── INPUT RECORDS
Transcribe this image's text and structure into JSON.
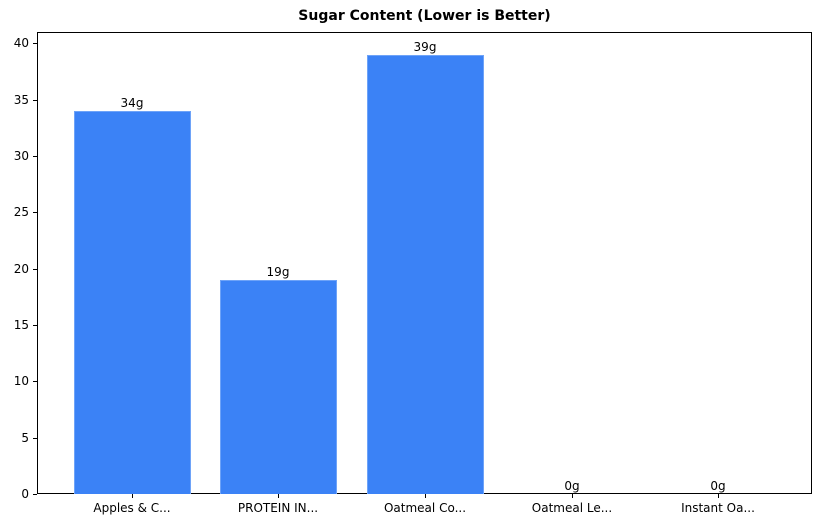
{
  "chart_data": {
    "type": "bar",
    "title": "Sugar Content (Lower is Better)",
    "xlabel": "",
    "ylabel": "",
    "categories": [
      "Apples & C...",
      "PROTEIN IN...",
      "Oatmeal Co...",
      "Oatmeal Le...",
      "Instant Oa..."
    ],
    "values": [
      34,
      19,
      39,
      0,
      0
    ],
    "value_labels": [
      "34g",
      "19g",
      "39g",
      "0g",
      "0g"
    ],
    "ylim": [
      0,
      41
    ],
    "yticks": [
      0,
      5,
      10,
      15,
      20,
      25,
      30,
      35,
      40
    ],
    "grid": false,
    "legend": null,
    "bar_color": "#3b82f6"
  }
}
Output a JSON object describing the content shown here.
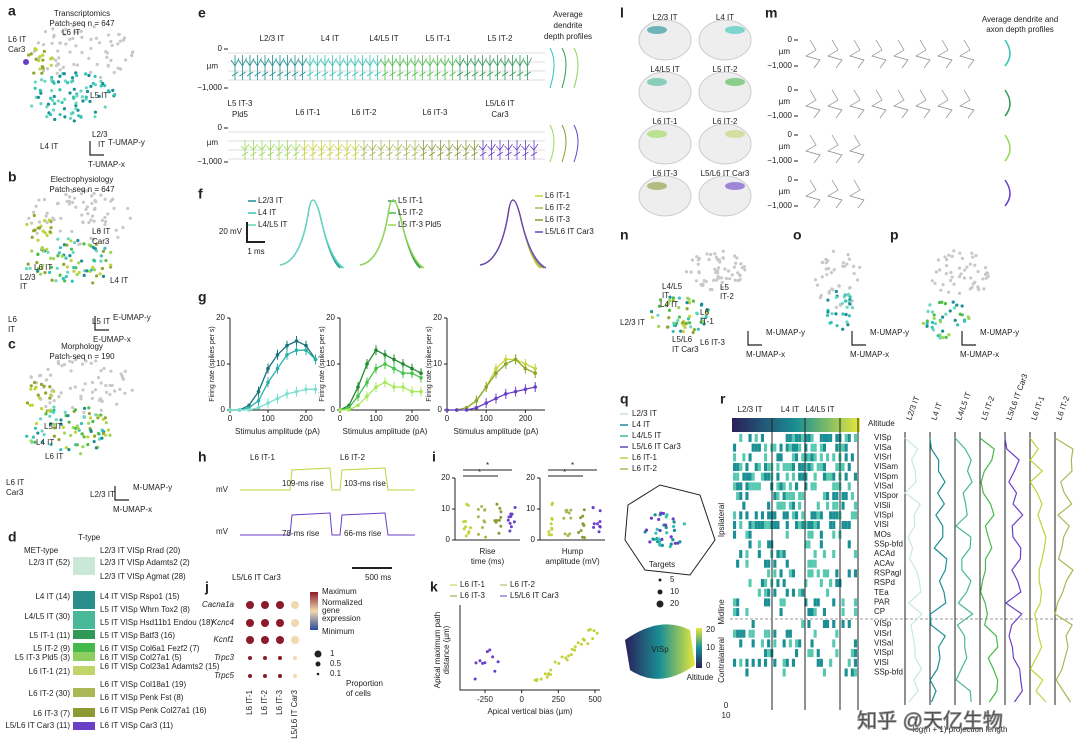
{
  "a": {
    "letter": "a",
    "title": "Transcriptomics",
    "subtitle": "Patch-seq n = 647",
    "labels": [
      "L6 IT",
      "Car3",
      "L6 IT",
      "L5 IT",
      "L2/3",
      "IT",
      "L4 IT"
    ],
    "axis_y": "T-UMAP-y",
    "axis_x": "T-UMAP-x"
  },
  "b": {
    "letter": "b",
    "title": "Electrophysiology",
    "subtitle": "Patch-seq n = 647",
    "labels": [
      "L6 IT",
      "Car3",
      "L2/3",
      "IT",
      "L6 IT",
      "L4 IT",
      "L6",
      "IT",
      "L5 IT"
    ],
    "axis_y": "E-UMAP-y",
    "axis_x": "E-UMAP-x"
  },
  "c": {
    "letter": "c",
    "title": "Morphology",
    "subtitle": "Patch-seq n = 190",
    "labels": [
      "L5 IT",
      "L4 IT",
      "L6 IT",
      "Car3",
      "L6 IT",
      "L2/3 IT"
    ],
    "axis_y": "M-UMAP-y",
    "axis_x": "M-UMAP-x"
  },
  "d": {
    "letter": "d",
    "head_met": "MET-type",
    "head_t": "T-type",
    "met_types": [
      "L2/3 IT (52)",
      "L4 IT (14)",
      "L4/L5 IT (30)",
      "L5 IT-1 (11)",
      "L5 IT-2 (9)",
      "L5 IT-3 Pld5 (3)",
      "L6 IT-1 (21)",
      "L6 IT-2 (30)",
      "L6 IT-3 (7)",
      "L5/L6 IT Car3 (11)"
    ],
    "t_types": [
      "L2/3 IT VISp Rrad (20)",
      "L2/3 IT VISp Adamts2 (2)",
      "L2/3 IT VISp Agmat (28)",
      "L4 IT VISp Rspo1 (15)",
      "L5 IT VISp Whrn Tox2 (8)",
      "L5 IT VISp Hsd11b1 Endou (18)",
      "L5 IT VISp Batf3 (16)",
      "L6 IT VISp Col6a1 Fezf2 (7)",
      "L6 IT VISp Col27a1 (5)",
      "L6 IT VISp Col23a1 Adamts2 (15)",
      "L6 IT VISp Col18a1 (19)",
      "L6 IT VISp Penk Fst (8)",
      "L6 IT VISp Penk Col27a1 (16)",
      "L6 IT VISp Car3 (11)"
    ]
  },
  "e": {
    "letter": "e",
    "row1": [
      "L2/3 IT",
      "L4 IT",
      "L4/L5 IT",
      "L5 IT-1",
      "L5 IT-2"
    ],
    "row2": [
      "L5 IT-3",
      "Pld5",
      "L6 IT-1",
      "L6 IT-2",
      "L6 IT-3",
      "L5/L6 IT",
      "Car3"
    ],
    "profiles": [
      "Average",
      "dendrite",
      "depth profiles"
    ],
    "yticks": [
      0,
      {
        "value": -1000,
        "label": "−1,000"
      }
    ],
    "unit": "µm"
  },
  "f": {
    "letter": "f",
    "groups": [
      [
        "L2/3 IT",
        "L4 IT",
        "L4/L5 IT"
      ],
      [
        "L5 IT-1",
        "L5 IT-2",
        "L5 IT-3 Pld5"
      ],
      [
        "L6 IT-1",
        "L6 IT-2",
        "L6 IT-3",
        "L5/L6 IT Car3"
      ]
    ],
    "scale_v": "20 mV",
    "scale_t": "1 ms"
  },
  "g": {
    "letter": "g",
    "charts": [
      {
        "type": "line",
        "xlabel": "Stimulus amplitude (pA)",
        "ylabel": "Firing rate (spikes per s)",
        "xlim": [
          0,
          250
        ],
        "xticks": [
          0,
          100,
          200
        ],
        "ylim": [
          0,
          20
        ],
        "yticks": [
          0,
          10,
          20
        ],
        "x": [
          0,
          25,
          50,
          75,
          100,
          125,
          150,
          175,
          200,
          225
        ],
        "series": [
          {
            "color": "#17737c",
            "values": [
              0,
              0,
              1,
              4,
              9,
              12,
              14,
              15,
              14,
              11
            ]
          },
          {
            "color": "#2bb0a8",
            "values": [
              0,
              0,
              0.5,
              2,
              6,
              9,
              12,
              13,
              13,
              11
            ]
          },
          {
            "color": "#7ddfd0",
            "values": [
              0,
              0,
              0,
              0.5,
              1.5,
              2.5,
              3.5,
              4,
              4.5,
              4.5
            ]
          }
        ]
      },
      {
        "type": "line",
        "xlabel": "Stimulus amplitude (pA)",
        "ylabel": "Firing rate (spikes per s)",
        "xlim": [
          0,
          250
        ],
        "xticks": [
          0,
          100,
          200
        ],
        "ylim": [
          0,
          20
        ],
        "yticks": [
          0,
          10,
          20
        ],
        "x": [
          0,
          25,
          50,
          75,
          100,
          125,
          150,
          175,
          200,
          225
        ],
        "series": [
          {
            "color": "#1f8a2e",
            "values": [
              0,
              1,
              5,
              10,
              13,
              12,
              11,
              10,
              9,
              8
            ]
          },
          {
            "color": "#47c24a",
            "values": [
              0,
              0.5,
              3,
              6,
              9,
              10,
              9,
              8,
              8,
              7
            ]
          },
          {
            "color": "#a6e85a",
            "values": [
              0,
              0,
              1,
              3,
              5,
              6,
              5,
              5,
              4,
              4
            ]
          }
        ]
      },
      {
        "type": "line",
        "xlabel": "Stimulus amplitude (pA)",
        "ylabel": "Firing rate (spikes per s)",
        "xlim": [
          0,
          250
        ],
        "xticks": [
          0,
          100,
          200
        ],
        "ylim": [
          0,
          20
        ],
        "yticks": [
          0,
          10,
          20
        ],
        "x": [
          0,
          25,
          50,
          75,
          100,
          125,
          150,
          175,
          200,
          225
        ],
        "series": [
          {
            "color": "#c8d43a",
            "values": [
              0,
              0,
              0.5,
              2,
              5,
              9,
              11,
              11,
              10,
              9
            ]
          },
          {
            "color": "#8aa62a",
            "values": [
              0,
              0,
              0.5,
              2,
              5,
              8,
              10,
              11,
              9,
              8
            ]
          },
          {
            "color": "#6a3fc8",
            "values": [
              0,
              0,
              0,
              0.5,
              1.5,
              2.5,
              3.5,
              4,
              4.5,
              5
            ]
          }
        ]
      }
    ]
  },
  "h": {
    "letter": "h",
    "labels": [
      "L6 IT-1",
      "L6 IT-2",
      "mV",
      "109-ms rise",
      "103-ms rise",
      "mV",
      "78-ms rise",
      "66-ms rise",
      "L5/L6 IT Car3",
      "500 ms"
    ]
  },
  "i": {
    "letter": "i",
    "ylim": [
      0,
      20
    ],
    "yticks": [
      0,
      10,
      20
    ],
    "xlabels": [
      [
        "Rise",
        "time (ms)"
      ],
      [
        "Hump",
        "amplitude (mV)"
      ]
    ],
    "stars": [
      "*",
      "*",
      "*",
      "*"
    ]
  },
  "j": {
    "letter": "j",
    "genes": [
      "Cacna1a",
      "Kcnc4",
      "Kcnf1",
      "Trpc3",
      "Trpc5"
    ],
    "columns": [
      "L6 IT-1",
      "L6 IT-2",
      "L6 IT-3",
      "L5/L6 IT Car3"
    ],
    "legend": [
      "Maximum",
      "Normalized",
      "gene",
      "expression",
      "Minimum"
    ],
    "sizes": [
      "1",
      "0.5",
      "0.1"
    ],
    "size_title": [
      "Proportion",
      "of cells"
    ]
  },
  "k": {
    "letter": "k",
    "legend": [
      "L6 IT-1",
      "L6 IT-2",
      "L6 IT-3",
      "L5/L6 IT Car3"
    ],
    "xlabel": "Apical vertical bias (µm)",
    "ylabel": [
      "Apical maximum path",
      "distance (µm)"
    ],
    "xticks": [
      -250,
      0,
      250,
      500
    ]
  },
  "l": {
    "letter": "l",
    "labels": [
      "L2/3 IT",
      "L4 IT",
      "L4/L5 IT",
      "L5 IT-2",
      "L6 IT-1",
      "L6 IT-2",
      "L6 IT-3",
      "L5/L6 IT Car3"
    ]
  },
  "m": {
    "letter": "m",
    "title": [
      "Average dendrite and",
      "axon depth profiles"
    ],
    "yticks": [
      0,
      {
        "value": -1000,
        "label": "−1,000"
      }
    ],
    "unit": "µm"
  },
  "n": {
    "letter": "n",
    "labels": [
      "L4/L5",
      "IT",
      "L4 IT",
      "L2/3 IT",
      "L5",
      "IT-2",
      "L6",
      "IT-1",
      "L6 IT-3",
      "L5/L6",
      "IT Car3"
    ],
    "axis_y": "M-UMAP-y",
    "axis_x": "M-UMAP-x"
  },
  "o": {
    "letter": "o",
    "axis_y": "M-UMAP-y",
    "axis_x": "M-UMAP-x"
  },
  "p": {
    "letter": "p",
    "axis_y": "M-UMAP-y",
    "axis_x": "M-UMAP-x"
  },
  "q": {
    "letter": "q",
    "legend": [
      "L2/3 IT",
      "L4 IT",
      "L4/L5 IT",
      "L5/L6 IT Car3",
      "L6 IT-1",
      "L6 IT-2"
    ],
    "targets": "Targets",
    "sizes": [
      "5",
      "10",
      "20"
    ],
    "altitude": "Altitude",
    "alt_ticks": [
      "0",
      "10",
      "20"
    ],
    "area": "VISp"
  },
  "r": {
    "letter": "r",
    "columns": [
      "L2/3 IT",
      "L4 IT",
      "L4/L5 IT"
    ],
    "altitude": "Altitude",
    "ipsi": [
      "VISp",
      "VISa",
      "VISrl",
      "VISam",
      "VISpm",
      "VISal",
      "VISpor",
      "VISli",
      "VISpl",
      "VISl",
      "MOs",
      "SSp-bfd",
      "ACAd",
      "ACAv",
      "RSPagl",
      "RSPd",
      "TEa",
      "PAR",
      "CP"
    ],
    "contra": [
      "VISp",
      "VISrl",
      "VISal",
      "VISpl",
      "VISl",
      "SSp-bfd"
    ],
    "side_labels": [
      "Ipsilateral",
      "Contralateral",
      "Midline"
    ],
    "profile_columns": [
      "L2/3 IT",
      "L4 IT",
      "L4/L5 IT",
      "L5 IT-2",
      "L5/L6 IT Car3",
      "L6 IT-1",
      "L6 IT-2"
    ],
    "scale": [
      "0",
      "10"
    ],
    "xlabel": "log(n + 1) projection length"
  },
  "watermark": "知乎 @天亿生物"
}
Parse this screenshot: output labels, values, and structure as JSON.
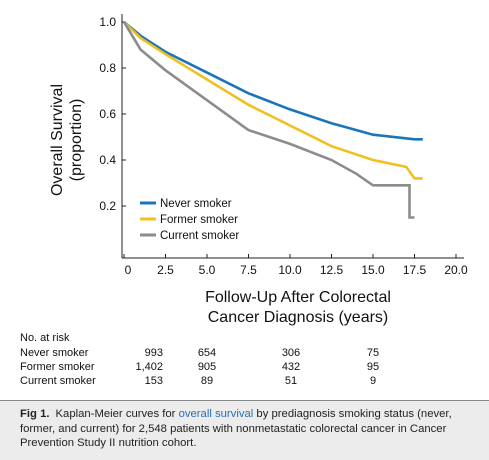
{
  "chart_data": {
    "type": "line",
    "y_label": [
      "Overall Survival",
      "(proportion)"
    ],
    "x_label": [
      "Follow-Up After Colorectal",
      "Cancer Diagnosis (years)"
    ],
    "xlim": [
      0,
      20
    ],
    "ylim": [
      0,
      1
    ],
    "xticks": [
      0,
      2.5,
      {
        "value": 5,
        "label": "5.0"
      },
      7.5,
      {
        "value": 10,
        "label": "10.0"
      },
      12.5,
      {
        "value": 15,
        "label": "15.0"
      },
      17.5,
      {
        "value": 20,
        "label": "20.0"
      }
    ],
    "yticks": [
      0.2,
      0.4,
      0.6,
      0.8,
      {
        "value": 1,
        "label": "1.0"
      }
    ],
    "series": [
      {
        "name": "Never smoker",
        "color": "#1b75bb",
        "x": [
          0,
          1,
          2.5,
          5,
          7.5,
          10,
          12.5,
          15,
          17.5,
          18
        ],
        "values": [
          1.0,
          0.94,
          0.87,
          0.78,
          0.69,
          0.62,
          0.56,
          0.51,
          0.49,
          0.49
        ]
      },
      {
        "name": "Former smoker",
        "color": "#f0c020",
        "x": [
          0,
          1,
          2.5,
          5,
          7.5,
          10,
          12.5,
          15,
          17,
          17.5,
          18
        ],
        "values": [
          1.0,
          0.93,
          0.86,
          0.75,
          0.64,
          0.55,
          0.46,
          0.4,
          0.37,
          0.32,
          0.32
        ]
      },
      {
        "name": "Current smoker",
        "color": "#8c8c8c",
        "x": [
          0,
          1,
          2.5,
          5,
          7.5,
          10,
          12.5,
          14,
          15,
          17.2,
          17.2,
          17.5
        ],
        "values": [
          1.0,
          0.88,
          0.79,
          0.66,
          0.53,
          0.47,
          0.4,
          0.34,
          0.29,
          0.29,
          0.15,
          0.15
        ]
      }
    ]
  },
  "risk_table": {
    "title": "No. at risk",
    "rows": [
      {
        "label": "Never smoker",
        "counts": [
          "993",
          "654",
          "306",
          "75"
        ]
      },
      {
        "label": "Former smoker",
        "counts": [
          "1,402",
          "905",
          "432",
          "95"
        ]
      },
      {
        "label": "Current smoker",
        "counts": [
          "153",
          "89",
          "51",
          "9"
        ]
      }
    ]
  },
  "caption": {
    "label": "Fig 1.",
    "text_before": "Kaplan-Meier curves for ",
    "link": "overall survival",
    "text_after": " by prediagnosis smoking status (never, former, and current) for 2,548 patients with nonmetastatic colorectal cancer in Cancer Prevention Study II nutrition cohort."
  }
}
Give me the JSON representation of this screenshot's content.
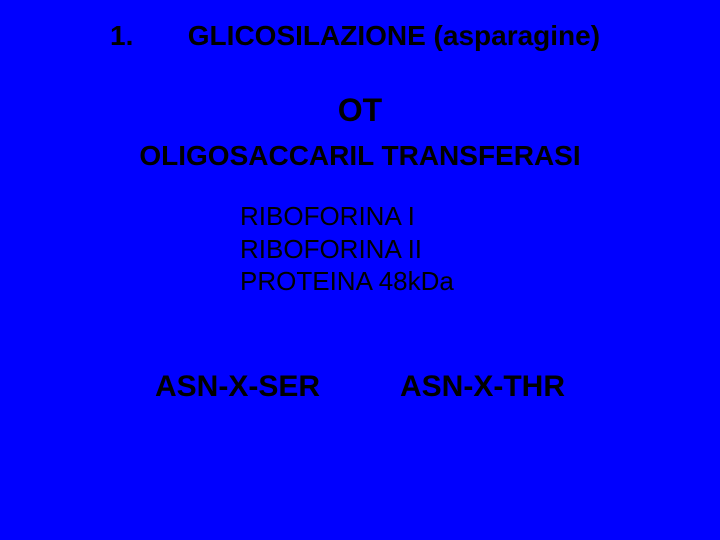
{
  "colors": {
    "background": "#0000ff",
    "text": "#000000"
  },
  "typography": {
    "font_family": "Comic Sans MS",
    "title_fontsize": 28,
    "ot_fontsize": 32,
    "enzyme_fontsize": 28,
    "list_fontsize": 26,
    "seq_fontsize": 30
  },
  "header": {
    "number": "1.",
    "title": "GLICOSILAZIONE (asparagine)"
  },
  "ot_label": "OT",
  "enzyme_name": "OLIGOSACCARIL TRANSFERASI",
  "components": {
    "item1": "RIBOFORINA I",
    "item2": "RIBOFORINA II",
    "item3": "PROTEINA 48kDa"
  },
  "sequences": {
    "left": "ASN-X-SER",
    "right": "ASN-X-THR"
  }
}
────
--- THE PROBLEM ---
Print, exactly and without pictures, the lines from the one holding "Give me the" through the last line of the entries above, both included.

--- OUTPUT FOR THIS EXERCISE ---
Give me the JSON representation of this screenshot's content.
{
  "colors": {
    "background": "#0000ff",
    "text": "#000000"
  },
  "typography": {
    "font_family": "Comic Sans MS",
    "title_fontsize": 28,
    "ot_fontsize": 32,
    "enzyme_fontsize": 28,
    "list_fontsize": 26,
    "seq_fontsize": 30
  },
  "header": {
    "number": "1.",
    "title": "GLICOSILAZIONE (asparagine)"
  },
  "ot_label": "OT",
  "enzyme_name": "OLIGOSACCARIL TRANSFERASI",
  "components": {
    "item1": "RIBOFORINA I",
    "item2": "RIBOFORINA II",
    "item3": "PROTEINA 48kDa"
  },
  "sequences": {
    "left": "ASN-X-SER",
    "right": "ASN-X-THR"
  }
}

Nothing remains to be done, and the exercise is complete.